● Directive
Retype all of the listing exactly, passing over any picture you find.

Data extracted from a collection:
◇ ◇ ◇ ◇ ◇ ◇ ◇

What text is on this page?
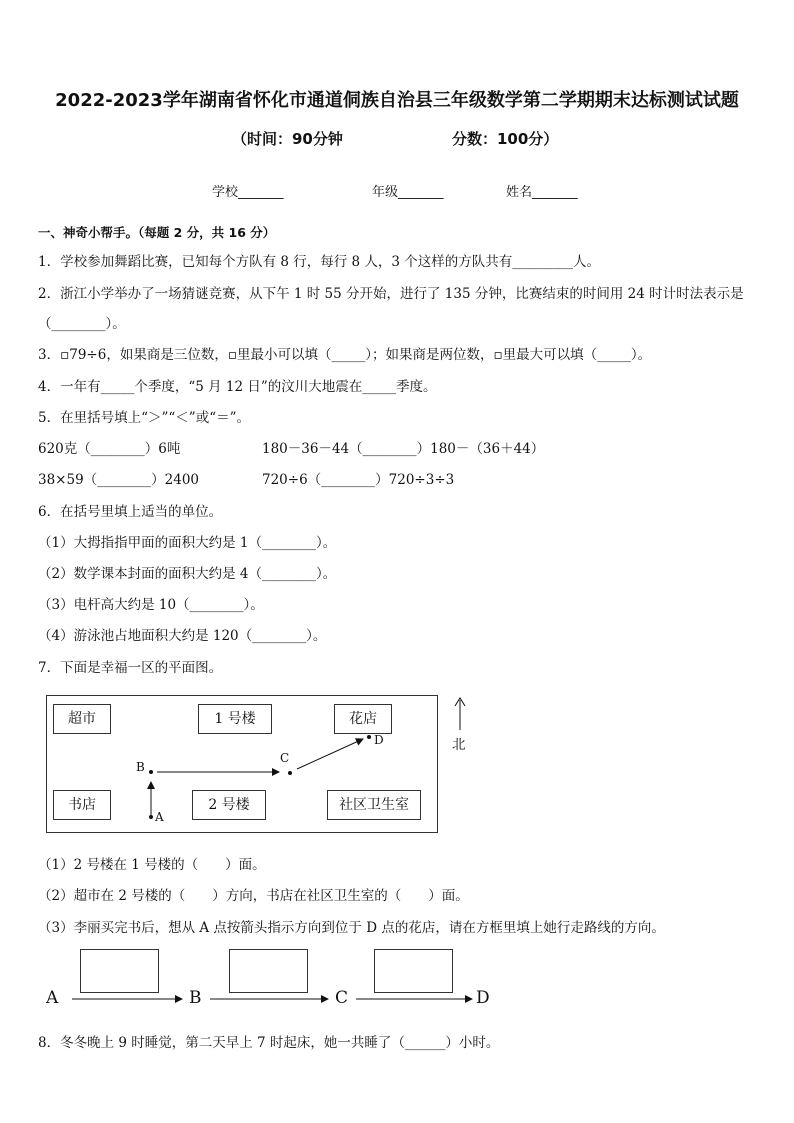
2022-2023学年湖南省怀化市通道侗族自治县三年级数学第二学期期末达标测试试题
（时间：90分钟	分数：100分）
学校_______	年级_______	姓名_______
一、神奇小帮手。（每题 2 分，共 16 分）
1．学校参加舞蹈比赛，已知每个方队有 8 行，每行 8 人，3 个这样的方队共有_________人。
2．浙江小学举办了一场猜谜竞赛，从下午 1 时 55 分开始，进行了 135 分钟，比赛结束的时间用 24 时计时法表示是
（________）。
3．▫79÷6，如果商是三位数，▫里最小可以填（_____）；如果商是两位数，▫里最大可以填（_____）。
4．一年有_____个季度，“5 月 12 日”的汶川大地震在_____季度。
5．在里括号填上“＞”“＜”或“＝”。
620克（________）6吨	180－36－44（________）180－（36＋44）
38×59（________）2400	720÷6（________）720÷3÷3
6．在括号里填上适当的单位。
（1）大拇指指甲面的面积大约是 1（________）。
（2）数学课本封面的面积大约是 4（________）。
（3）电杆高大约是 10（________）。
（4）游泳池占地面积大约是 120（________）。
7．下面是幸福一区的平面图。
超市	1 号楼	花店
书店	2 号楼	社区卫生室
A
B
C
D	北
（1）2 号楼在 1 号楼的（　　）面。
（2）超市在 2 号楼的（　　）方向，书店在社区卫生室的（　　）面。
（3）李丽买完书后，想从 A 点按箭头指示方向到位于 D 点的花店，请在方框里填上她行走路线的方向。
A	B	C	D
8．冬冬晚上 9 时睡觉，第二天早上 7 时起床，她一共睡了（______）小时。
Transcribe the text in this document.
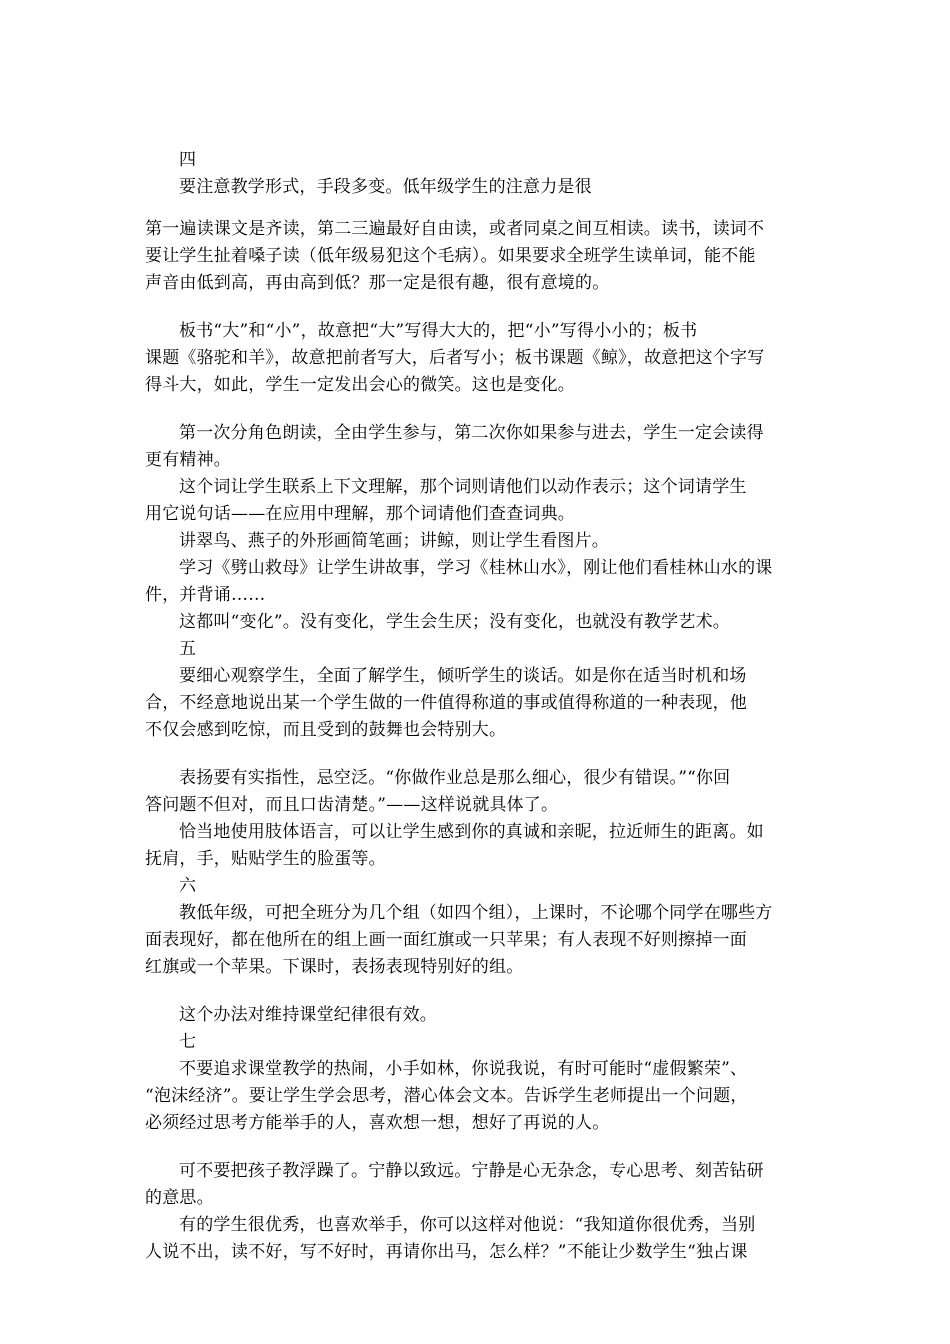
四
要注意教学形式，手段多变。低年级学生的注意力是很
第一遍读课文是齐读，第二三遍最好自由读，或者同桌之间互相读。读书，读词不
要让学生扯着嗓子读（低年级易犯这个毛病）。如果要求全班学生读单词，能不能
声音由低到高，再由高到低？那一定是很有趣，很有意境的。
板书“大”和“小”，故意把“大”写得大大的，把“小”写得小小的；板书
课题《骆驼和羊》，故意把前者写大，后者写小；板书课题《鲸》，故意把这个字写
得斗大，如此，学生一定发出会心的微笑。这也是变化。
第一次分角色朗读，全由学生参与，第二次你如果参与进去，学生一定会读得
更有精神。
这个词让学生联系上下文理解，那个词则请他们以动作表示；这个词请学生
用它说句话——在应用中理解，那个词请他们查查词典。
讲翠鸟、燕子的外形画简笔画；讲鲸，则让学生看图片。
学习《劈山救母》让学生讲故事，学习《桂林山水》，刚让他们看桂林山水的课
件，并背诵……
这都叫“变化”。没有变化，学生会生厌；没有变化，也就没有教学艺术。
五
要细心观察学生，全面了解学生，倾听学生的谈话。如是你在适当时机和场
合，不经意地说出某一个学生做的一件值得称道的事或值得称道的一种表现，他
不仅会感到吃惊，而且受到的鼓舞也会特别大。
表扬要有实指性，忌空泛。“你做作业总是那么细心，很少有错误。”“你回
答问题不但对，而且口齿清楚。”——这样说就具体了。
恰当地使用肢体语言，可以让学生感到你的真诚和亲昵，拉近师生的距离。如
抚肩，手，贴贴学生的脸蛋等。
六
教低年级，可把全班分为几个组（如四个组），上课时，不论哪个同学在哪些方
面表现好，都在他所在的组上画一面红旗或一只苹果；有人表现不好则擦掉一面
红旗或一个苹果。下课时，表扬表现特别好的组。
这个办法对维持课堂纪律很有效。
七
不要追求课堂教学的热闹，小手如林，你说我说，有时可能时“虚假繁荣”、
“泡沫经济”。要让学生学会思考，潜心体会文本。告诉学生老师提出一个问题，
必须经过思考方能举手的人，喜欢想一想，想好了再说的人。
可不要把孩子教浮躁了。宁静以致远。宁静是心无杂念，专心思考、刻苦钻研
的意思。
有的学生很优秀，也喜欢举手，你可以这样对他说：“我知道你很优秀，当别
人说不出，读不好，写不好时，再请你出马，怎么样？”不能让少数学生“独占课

◇ ◇ ◇ ◇ ◇ ◇ ◇

● In response
What text is on this page?
2022-2023学年湖南省怀化市通道侗族自治县三年级数学第二学期期末达标测试试题
（时间：90分钟	分数：100分）
学校_______	年级_______	姓名_______
一、神奇小帮手。（每题 2 分，共 16 分）
1．学校参加舞蹈比赛，已知每个方队有 8 行，每行 8 人，3 个这样的方队共有_________人。
2．浙江小学举办了一场猜谜竞赛，从下午 1 时 55 分开始，进行了 135 分钟，比赛结束的时间用 24 时计时法表示是
（________）。
3．▫79÷6，如果商是三位数，▫里最小可以填（_____）；如果商是两位数，▫里最大可以填（_____）。
4．一年有_____个季度，“5 月 12 日”的汶川大地震在_____季度。
5．在里括号填上“＞”“＜”或“＝”。
620克（________）6吨	180－36－44（________）180－（36＋44）
38×59（________）2400	720÷6（________）720÷3÷3
6．在括号里填上适当的单位。
（1）大拇指指甲面的面积大约是 1（________）。
（2）数学课本封面的面积大约是 4（________）。
（3）电杆高大约是 10（________）。
（4）游泳池占地面积大约是 120（________）。
7．下面是幸福一区的平面图。
超市	1 号楼	花店
书店	2 号楼	社区卫生室
A
B
C
D	北
（1）2 号楼在 1 号楼的（　　）面。
（2）超市在 2 号楼的（　　）方向，书店在社区卫生室的（　　）面。
（3）李丽买完书后，想从 A 点按箭头指示方向到位于 D 点的花店，请在方框里填上她行走路线的方向。
A	B	C	D
8．冬冬晚上 9 时睡觉，第二天早上 7 时起床，她一共睡了（______）小时。
Transcribe the text in this document.
四
要注意教学形式，手段多变。低年级学生的注意力是很
第一遍读课文是齐读，第二三遍最好自由读，或者同桌之间互相读。读书，读词不
要让学生扯着嗓子读（低年级易犯这个毛病）。如果要求全班学生读单词，能不能
声音由低到高，再由高到低？那一定是很有趣，很有意境的。
板书“大”和“小”，故意把“大”写得大大的，把“小”写得小小的；板书
课题《骆驼和羊》，故意把前者写大，后者写小；板书课题《鲸》，故意把这个字写
得斗大，如此，学生一定发出会心的微笑。这也是变化。
第一次分角色朗读，全由学生参与，第二次你如果参与进去，学生一定会读得
更有精神。
这个词让学生联系上下文理解，那个词则请他们以动作表示；这个词请学生
用它说句话——在应用中理解，那个词请他们查查词典。
讲翠鸟、燕子的外形画简笔画；讲鲸，则让学生看图片。
学习《劈山救母》让学生讲故事，学习《桂林山水》，刚让他们看桂林山水的课
件，并背诵……
这都叫“变化”。没有变化，学生会生厌；没有变化，也就没有教学艺术。
五
要细心观察学生，全面了解学生，倾听学生的谈话。如是你在适当时机和场
合，不经意地说出某一个学生做的一件值得称道的事或值得称道的一种表现，他
不仅会感到吃惊，而且受到的鼓舞也会特别大。
表扬要有实指性，忌空泛。“你做作业总是那么细心，很少有错误。”“你回
答问题不但对，而且口齿清楚。”——这样说就具体了。
恰当地使用肢体语言，可以让学生感到你的真诚和亲昵，拉近师生的距离。如
抚肩，手，贴贴学生的脸蛋等。
六
教低年级，可把全班分为几个组（如四个组），上课时，不论哪个同学在哪些方
面表现好，都在他所在的组上画一面红旗或一只苹果；有人表现不好则擦掉一面
红旗或一个苹果。下课时，表扬表现特别好的组。
这个办法对维持课堂纪律很有效。
七
不要追求课堂教学的热闹，小手如林，你说我说，有时可能时“虚假繁荣”、
“泡沫经济”。要让学生学会思考，潜心体会文本。告诉学生老师提出一个问题，
必须经过思考方能举手的人，喜欢想一想，想好了再说的人。
可不要把孩子教浮躁了。宁静以致远。宁静是心无杂念，专心思考、刻苦钻研
的意思。
有的学生很优秀，也喜欢举手，你可以这样对他说：“我知道你很优秀，当别
人说不出，读不好，写不好时，再请你出马，怎么样？”不能让少数学生“独占课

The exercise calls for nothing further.